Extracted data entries
* * * * *

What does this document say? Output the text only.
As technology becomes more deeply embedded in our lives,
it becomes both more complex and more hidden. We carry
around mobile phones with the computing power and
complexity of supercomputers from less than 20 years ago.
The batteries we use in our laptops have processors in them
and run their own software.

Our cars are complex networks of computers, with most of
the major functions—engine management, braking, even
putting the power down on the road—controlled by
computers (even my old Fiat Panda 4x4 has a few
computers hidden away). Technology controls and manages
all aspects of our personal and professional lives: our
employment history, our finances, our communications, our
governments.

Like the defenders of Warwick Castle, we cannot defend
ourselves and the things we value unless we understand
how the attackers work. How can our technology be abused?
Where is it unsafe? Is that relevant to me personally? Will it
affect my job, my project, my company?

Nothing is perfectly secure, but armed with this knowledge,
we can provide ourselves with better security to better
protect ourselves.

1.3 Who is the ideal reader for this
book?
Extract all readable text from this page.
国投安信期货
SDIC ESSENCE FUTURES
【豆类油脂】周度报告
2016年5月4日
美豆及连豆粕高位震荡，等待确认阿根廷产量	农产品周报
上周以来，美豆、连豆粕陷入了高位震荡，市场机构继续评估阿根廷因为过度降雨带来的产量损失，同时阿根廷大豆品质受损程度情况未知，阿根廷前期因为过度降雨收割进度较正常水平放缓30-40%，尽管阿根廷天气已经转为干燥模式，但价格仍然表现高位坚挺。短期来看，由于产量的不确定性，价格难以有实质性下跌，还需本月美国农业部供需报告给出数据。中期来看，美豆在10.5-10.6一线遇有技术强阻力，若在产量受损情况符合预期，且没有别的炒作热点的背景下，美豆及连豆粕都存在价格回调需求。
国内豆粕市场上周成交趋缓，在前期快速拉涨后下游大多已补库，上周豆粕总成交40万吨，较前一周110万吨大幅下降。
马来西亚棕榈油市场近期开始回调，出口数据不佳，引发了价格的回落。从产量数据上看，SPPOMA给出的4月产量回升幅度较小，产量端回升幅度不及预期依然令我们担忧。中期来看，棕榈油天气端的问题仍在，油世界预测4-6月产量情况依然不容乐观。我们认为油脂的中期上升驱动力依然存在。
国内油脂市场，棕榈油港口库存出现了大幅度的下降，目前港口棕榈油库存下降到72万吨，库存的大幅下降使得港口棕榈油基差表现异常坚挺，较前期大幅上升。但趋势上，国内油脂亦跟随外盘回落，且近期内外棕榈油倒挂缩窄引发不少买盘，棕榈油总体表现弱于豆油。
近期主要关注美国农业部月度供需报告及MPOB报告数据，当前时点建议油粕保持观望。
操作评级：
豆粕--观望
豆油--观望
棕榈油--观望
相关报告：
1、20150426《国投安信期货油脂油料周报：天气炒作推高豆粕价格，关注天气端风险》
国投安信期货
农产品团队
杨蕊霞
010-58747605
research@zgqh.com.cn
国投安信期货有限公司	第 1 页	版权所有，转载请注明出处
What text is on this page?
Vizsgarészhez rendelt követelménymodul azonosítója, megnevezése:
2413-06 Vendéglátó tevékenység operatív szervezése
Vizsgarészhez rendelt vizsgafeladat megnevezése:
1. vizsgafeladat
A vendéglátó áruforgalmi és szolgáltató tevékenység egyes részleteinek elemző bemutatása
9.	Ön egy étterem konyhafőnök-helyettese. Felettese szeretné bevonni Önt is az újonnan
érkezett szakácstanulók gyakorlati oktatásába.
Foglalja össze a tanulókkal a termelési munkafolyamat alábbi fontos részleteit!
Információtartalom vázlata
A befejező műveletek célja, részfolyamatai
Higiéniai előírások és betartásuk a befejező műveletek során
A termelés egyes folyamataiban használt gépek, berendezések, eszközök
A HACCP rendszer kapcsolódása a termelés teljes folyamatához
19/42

* * * * *

Each line above that includes "What" counts once; state the total and nothing more.

2